#### [Problem]
Gather every line below where "damage" appears.

----------

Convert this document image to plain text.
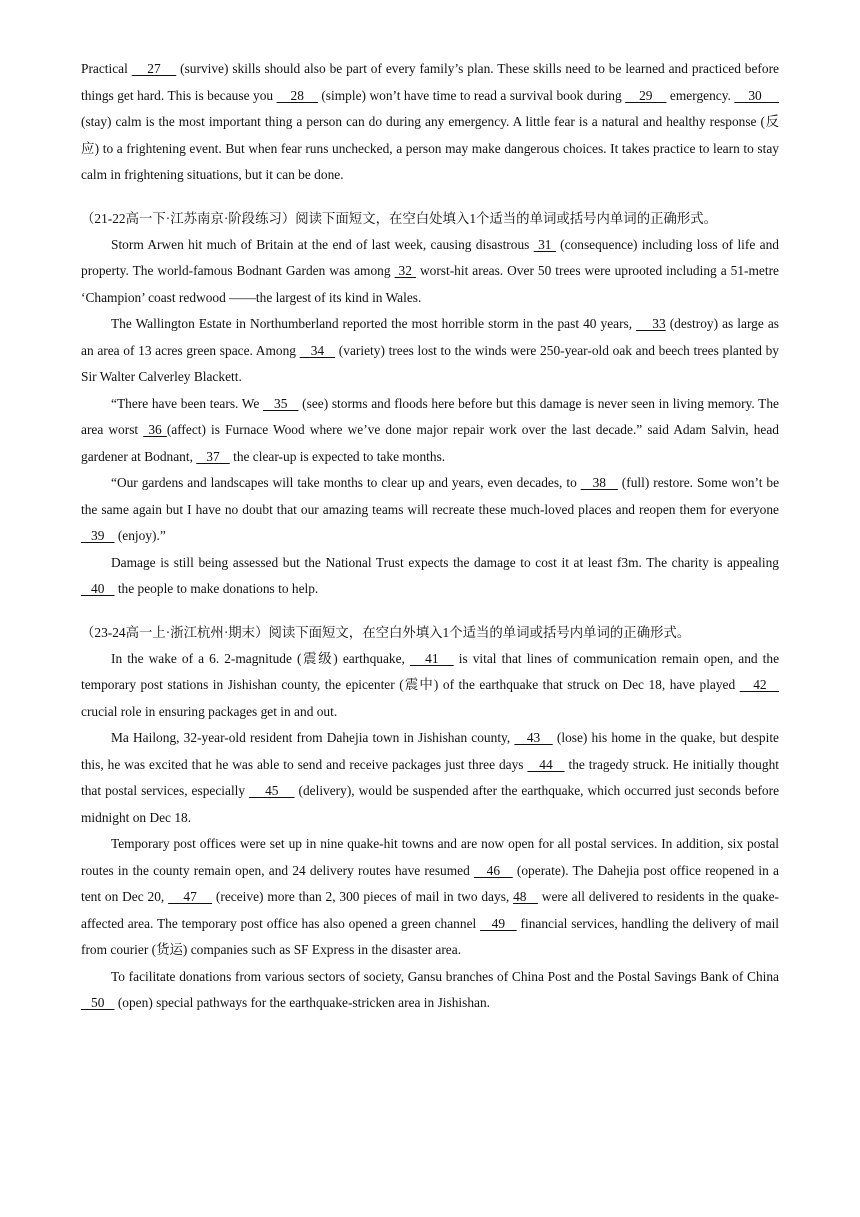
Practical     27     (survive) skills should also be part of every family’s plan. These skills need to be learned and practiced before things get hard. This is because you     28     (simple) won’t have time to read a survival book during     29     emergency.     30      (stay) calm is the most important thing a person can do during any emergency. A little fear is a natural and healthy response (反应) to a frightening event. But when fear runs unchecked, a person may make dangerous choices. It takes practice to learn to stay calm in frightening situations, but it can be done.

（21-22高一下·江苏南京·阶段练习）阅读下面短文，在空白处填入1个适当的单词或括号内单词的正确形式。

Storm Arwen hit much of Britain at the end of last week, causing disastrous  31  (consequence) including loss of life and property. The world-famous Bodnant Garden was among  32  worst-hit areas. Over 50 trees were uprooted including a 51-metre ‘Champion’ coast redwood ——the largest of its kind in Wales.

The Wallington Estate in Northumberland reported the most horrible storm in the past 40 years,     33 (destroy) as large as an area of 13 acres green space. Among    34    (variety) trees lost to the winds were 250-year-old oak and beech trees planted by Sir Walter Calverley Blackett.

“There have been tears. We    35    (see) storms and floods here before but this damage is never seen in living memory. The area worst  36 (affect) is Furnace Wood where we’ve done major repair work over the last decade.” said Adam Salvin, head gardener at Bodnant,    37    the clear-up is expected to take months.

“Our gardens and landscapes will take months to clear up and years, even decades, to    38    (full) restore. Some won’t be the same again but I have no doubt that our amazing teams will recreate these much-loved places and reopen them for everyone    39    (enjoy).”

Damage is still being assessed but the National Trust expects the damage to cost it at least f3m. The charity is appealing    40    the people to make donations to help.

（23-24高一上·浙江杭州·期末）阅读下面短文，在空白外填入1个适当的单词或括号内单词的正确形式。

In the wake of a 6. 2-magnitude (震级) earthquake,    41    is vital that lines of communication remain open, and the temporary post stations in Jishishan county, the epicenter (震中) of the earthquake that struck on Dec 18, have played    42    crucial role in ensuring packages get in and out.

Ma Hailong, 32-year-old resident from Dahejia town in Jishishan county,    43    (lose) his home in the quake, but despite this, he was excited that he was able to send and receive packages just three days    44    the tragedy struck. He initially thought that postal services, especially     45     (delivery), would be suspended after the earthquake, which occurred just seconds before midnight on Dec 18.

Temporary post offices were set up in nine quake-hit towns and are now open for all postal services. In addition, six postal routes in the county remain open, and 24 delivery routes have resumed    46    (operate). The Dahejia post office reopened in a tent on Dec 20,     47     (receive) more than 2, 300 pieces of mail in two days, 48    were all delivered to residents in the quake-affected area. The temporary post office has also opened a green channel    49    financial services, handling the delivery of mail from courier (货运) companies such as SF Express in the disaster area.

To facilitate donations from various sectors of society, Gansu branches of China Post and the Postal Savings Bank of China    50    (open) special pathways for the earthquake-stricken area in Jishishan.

----------

#### [Answer]
“There have been tears. We    35    (see) storms and floods here before but this damage is never seen in living memory. The area worst  36 (affect) is Furnace Wood where we’ve done major repair work over the last decade.” said Adam Salvin, head gardener at Bodnant,    37    the clear-up is expected to take months.
Damage is still being assessed but the National Trust expects the damage to cost it at least f3m. The charity is appealing    40    the people to make donations to help.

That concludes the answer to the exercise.